#### MATERIAL FOR THIS TASK
***

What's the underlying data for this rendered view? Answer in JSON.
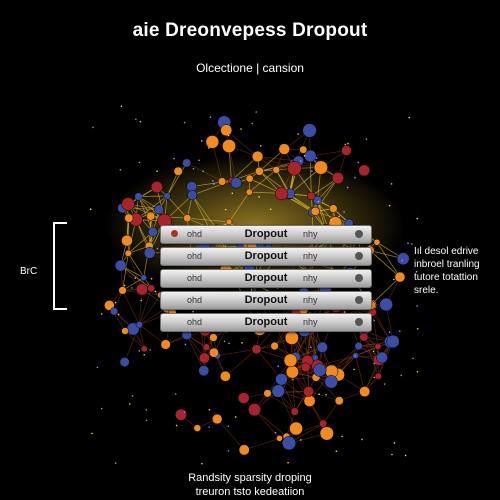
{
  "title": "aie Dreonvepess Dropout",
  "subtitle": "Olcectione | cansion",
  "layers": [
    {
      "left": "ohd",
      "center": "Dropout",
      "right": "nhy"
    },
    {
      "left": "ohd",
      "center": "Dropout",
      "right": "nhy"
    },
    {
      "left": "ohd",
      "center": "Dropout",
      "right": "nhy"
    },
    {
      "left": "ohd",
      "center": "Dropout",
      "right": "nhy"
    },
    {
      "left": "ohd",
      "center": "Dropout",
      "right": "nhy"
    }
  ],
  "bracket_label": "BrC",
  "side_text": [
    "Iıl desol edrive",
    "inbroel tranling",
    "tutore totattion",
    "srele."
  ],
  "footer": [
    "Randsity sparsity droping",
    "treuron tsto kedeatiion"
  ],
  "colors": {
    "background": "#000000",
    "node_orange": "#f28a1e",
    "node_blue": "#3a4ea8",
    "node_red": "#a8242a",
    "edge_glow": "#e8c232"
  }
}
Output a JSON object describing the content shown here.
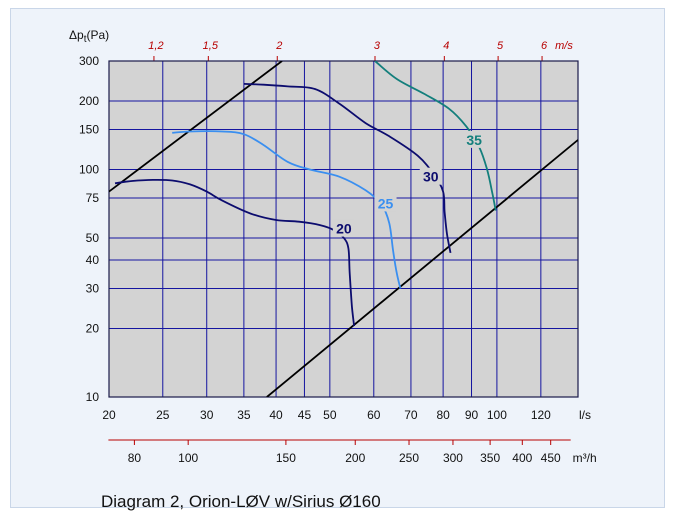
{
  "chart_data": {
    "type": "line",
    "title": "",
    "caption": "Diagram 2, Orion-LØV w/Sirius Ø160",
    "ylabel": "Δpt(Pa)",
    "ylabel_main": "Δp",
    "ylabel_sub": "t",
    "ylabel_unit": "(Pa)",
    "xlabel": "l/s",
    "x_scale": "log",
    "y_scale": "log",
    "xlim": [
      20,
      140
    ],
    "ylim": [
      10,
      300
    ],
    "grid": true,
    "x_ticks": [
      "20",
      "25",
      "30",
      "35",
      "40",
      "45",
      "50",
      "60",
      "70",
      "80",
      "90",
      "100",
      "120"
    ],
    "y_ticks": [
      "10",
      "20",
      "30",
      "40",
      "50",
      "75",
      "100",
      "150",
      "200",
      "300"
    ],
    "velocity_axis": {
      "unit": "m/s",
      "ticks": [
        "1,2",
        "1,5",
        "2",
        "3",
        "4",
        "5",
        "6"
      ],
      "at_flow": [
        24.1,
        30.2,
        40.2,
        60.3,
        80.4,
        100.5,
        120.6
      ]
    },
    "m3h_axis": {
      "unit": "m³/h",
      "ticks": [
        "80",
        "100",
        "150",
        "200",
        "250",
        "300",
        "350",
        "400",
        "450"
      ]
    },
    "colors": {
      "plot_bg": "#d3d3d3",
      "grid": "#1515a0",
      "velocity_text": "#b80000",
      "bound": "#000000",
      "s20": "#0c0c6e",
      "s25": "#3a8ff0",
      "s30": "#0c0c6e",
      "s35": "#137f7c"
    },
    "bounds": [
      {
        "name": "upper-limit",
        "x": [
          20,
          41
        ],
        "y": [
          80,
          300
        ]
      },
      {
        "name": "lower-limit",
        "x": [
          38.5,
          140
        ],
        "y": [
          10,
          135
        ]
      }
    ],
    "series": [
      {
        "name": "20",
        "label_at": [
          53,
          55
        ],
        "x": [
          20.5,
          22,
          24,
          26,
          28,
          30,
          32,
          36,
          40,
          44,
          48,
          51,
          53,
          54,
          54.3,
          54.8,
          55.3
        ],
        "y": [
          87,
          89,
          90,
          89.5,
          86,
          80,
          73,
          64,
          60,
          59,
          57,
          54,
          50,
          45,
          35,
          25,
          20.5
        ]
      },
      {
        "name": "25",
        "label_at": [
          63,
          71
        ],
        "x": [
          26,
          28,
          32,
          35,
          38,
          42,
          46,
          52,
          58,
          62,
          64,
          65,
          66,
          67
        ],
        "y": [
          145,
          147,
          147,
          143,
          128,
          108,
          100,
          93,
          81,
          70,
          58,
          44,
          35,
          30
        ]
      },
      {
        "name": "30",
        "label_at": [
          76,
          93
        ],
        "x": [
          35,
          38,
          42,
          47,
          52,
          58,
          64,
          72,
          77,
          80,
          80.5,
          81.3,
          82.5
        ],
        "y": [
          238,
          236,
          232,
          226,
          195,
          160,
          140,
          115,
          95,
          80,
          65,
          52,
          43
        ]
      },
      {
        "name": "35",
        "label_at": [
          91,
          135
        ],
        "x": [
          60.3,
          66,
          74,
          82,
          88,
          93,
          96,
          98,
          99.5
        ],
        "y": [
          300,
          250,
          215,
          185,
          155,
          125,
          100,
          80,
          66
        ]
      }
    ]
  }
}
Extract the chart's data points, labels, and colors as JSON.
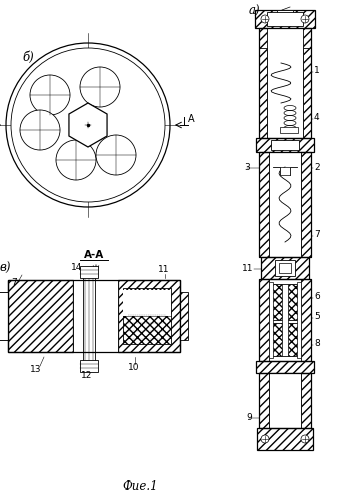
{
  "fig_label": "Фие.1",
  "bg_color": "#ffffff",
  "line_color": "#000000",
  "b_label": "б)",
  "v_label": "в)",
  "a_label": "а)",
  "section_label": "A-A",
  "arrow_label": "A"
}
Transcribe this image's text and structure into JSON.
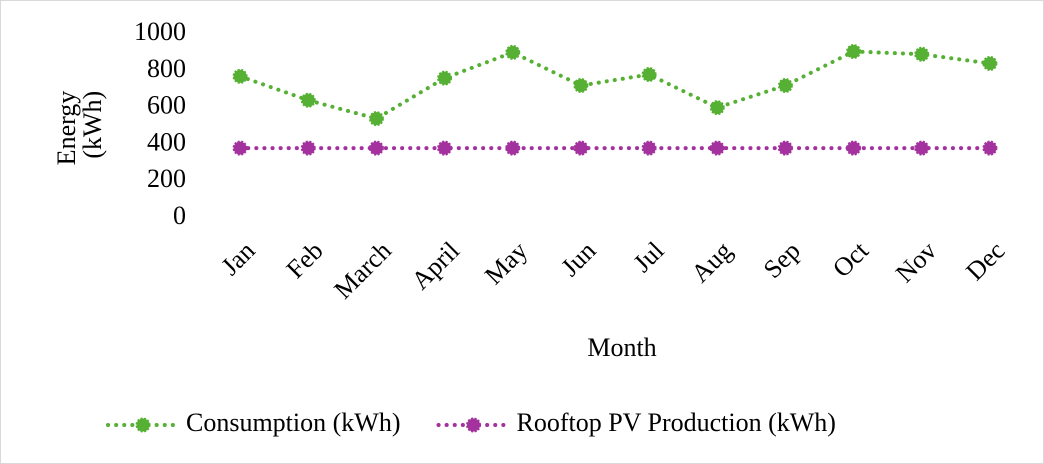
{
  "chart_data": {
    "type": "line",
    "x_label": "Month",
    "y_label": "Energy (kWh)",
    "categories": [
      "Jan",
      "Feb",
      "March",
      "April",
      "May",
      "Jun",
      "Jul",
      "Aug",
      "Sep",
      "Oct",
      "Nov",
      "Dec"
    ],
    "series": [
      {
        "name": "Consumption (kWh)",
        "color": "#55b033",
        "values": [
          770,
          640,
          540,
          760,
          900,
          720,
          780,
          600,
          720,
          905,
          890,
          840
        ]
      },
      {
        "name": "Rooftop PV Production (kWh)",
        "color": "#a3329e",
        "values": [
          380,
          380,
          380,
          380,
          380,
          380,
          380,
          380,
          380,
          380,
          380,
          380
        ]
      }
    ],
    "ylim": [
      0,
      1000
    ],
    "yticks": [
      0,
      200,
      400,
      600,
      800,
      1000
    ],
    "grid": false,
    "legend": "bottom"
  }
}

***

Leave out the pictures and repeat everything else in the records exactly.

#### WRITTEN RESPONSE
What's the underlying data for this rendered view? Answer in JSON.
{
  "title": "aie Dreonvepess Dropout",
  "subtitle": "Olcectione | cansion",
  "layers": [
    {
      "left": "ohd",
      "center": "Dropout",
      "right": "nhy"
    },
    {
      "left": "ohd",
      "center": "Dropout",
      "right": "nhy"
    },
    {
      "left": "ohd",
      "center": "Dropout",
      "right": "nhy"
    },
    {
      "left": "ohd",
      "center": "Dropout",
      "right": "nhy"
    },
    {
      "left": "ohd",
      "center": "Dropout",
      "right": "nhy"
    }
  ],
  "bracket_label": "BrC",
  "side_text": [
    "Iıl desol edrive",
    "inbroel tranling",
    "tutore totattion",
    "srele."
  ],
  "footer": [
    "Randsity sparsity droping",
    "treuron tsto kedeatiion"
  ],
  "colors": {
    "background": "#000000",
    "node_orange": "#f28a1e",
    "node_blue": "#3a4ea8",
    "node_red": "#a8242a",
    "edge_glow": "#e8c232"
  }
}
Output a JSON object describing the content shown here.
{
  "chart_data": {
    "type": "line",
    "title": "",
    "caption": "Diagram 2, Orion-LØV w/Sirius Ø160",
    "ylabel": "Δpt(Pa)",
    "ylabel_main": "Δp",
    "ylabel_sub": "t",
    "ylabel_unit": "(Pa)",
    "xlabel": "l/s",
    "x_scale": "log",
    "y_scale": "log",
    "xlim": [
      20,
      140
    ],
    "ylim": [
      10,
      300
    ],
    "grid": true,
    "x_ticks": [
      "20",
      "25",
      "30",
      "35",
      "40",
      "45",
      "50",
      "60",
      "70",
      "80",
      "90",
      "100",
      "120"
    ],
    "y_ticks": [
      "10",
      "20",
      "30",
      "40",
      "50",
      "75",
      "100",
      "150",
      "200",
      "300"
    ],
    "velocity_axis": {
      "unit": "m/s",
      "ticks": [
        "1,2",
        "1,5",
        "2",
        "3",
        "4",
        "5",
        "6"
      ],
      "at_flow": [
        24.1,
        30.2,
        40.2,
        60.3,
        80.4,
        100.5,
        120.6
      ]
    },
    "m3h_axis": {
      "unit": "m³/h",
      "ticks": [
        "80",
        "100",
        "150",
        "200",
        "250",
        "300",
        "350",
        "400",
        "450"
      ]
    },
    "colors": {
      "plot_bg": "#d3d3d3",
      "grid": "#1515a0",
      "velocity_text": "#b80000",
      "bound": "#000000",
      "s20": "#0c0c6e",
      "s25": "#3a8ff0",
      "s30": "#0c0c6e",
      "s35": "#137f7c"
    },
    "bounds": [
      {
        "name": "upper-limit",
        "x": [
          20,
          41
        ],
        "y": [
          80,
          300
        ]
      },
      {
        "name": "lower-limit",
        "x": [
          38.5,
          140
        ],
        "y": [
          10,
          135
        ]
      }
    ],
    "series": [
      {
        "name": "20",
        "label_at": [
          53,
          55
        ],
        "x": [
          20.5,
          22,
          24,
          26,
          28,
          30,
          32,
          36,
          40,
          44,
          48,
          51,
          53,
          54,
          54.3,
          54.8,
          55.3
        ],
        "y": [
          87,
          89,
          90,
          89.5,
          86,
          80,
          73,
          64,
          60,
          59,
          57,
          54,
          50,
          45,
          35,
          25,
          20.5
        ]
      },
      {
        "name": "25",
        "label_at": [
          63,
          71
        ],
        "x": [
          26,
          28,
          32,
          35,
          38,
          42,
          46,
          52,
          58,
          62,
          64,
          65,
          66,
          67
        ],
        "y": [
          145,
          147,
          147,
          143,
          128,
          108,
          100,
          93,
          81,
          70,
          58,
          44,
          35,
          30
        ]
      },
      {
        "name": "30",
        "label_at": [
          76,
          93
        ],
        "x": [
          35,
          38,
          42,
          47,
          52,
          58,
          64,
          72,
          77,
          80,
          80.5,
          81.3,
          82.5
        ],
        "y": [
          238,
          236,
          232,
          226,
          195,
          160,
          140,
          115,
          95,
          80,
          65,
          52,
          43
        ]
      },
      {
        "name": "35",
        "label_at": [
          91,
          135
        ],
        "x": [
          60.3,
          66,
          74,
          82,
          88,
          93,
          96,
          98,
          99.5
        ],
        "y": [
          300,
          250,
          215,
          185,
          155,
          125,
          100,
          80,
          66
        ]
      }
    ]
  }
}
Extract the chart's data points, labels, and colors as JSON.
{
  "fig_label": "Фие.1",
  "bg_color": "#ffffff",
  "line_color": "#000000",
  "b_label": "б)",
  "v_label": "в)",
  "a_label": "а)",
  "section_label": "A-A",
  "arrow_label": "A"
}
Transcribe this image's text and structure into JSON.
{
  "chart_data": {
    "type": "line",
    "x_label": "Month",
    "y_label": "Energy (kWh)",
    "categories": [
      "Jan",
      "Feb",
      "March",
      "April",
      "May",
      "Jun",
      "Jul",
      "Aug",
      "Sep",
      "Oct",
      "Nov",
      "Dec"
    ],
    "series": [
      {
        "name": "Consumption (kWh)",
        "color": "#55b033",
        "values": [
          770,
          640,
          540,
          760,
          900,
          720,
          780,
          600,
          720,
          905,
          890,
          840
        ]
      },
      {
        "name": "Rooftop PV Production (kWh)",
        "color": "#a3329e",
        "values": [
          380,
          380,
          380,
          380,
          380,
          380,
          380,
          380,
          380,
          380,
          380,
          380
        ]
      }
    ],
    "ylim": [
      0,
      1000
    ],
    "yticks": [
      0,
      200,
      400,
      600,
      800,
      1000
    ],
    "grid": false,
    "legend": "bottom"
  }
}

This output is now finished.